Dataset excerpt:
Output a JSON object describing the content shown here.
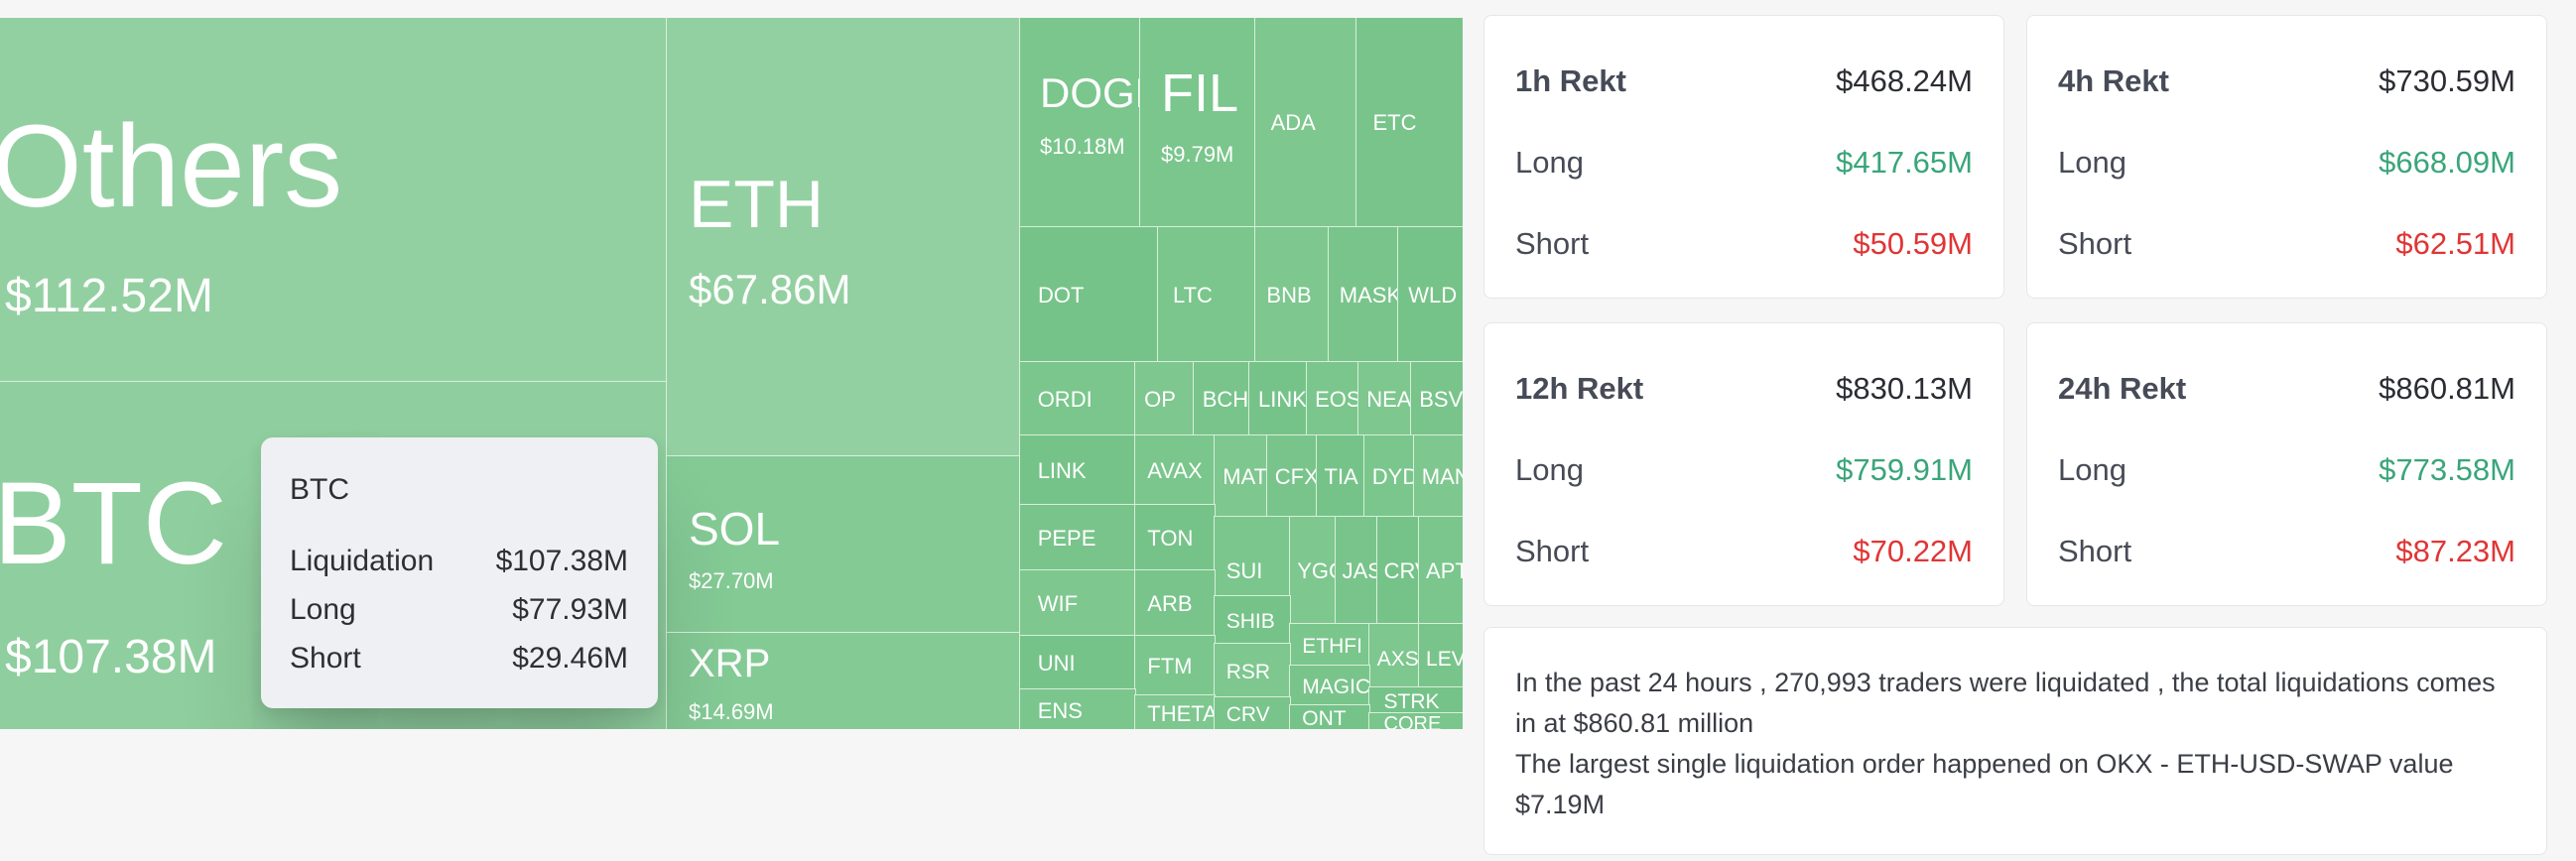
{
  "treemap": {
    "others": {
      "label": "Others",
      "value": "$112.52M"
    },
    "btc": {
      "label": "BTC",
      "value": "$107.38M"
    },
    "eth": {
      "label": "ETH",
      "value": "$67.86M"
    },
    "sol": {
      "label": "SOL",
      "value": "$27.70M"
    },
    "xrp": {
      "label": "XRP",
      "value": "$14.69M"
    },
    "doge": {
      "label": "DOGE",
      "value": "$10.18M"
    },
    "fil": {
      "label": "FIL",
      "value": "$9.79M"
    },
    "small": [
      "ADA",
      "ETC",
      "DOT",
      "LTC",
      "BNB",
      "MASK",
      "WLD",
      "ORDI",
      "OP",
      "BCH",
      "LINK",
      "EOS",
      "NEAR",
      "BSV",
      "LINK",
      "AVAX",
      "MATIC",
      "CFX",
      "TIA",
      "DYDX",
      "MANA",
      "PEPE",
      "TON",
      "SUI",
      "YGG",
      "JASMY",
      "CRV",
      "APT",
      "WIF",
      "ARB",
      "SHIB",
      "ETHFI",
      "AXS",
      "LEVER",
      "UNI",
      "FTM",
      "RSR",
      "MAGIC",
      "STRK",
      "ENS",
      "THETA",
      "CRV",
      "ONT",
      "CORE"
    ]
  },
  "tooltip": {
    "title": "BTC",
    "rows": [
      {
        "label": "Liquidation",
        "value": "$107.38M"
      },
      {
        "label": "Long",
        "value": "$77.93M"
      },
      {
        "label": "Short",
        "value": "$29.46M"
      }
    ]
  },
  "cards": [
    {
      "title": "1h Rekt",
      "total": "$468.24M",
      "long_label": "Long",
      "long": "$417.65M",
      "short_label": "Short",
      "short": "$50.59M"
    },
    {
      "title": "4h Rekt",
      "total": "$730.59M",
      "long_label": "Long",
      "long": "$668.09M",
      "short_label": "Short",
      "short": "$62.51M"
    },
    {
      "title": "12h Rekt",
      "total": "$830.13M",
      "long_label": "Long",
      "long": "$759.91M",
      "short_label": "Short",
      "short": "$70.22M"
    },
    {
      "title": "24h Rekt",
      "total": "$860.81M",
      "long_label": "Long",
      "long": "$773.58M",
      "short_label": "Short",
      "short": "$87.23M"
    }
  ],
  "summary": {
    "line1": "In the past 24 hours , 270,993 traders were liquidated , the total liquidations comes in at $860.81 million",
    "line2": "The largest single liquidation order happened on OKX - ETH-USD-SWAP value $7.19M"
  },
  "colors": {
    "treemap_light": "#93d0a1",
    "treemap_dark": "#79c48b",
    "long": "#3aa57a",
    "short": "#e03535"
  }
}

WRITTEN PROBLEM - Print each of the records above exactly as written, leaving no picture in the copy.

COMPLETE OUTPUT -
Output a JSON object describing the content shown here.
{
  "treemap": {
    "others": {
      "label": "Others",
      "value": "$112.52M"
    },
    "btc": {
      "label": "BTC",
      "value": "$107.38M"
    },
    "eth": {
      "label": "ETH",
      "value": "$67.86M"
    },
    "sol": {
      "label": "SOL",
      "value": "$27.70M"
    },
    "xrp": {
      "label": "XRP",
      "value": "$14.69M"
    },
    "doge": {
      "label": "DOGE",
      "value": "$10.18M"
    },
    "fil": {
      "label": "FIL",
      "value": "$9.79M"
    },
    "small": [
      "ADA",
      "ETC",
      "DOT",
      "LTC",
      "BNB",
      "MASK",
      "WLD",
      "ORDI",
      "OP",
      "BCH",
      "LINK",
      "EOS",
      "NEAR",
      "BSV",
      "LINK",
      "AVAX",
      "MATIC",
      "CFX",
      "TIA",
      "DYDX",
      "MANA",
      "PEPE",
      "TON",
      "SUI",
      "YGG",
      "JASMY",
      "CRV",
      "APT",
      "WIF",
      "ARB",
      "SHIB",
      "ETHFI",
      "AXS",
      "LEVER",
      "UNI",
      "FTM",
      "RSR",
      "MAGIC",
      "STRK",
      "ENS",
      "THETA",
      "CRV",
      "ONT",
      "CORE"
    ]
  },
  "tooltip": {
    "title": "BTC",
    "rows": [
      {
        "label": "Liquidation",
        "value": "$107.38M"
      },
      {
        "label": "Long",
        "value": "$77.93M"
      },
      {
        "label": "Short",
        "value": "$29.46M"
      }
    ]
  },
  "cards": [
    {
      "title": "1h Rekt",
      "total": "$468.24M",
      "long_label": "Long",
      "long": "$417.65M",
      "short_label": "Short",
      "short": "$50.59M"
    },
    {
      "title": "4h Rekt",
      "total": "$730.59M",
      "long_label": "Long",
      "long": "$668.09M",
      "short_label": "Short",
      "short": "$62.51M"
    },
    {
      "title": "12h Rekt",
      "total": "$830.13M",
      "long_label": "Long",
      "long": "$759.91M",
      "short_label": "Short",
      "short": "$70.22M"
    },
    {
      "title": "24h Rekt",
      "total": "$860.81M",
      "long_label": "Long",
      "long": "$773.58M",
      "short_label": "Short",
      "short": "$87.23M"
    }
  ],
  "summary": {
    "line1": "In the past 24 hours , 270,993 traders were liquidated , the total liquidations comes in at $860.81 million",
    "line2": "The largest single liquidation order happened on OKX - ETH-USD-SWAP value $7.19M"
  },
  "colors": {
    "treemap_light": "#93d0a1",
    "treemap_dark": "#79c48b",
    "long": "#3aa57a",
    "short": "#e03535"
  }
}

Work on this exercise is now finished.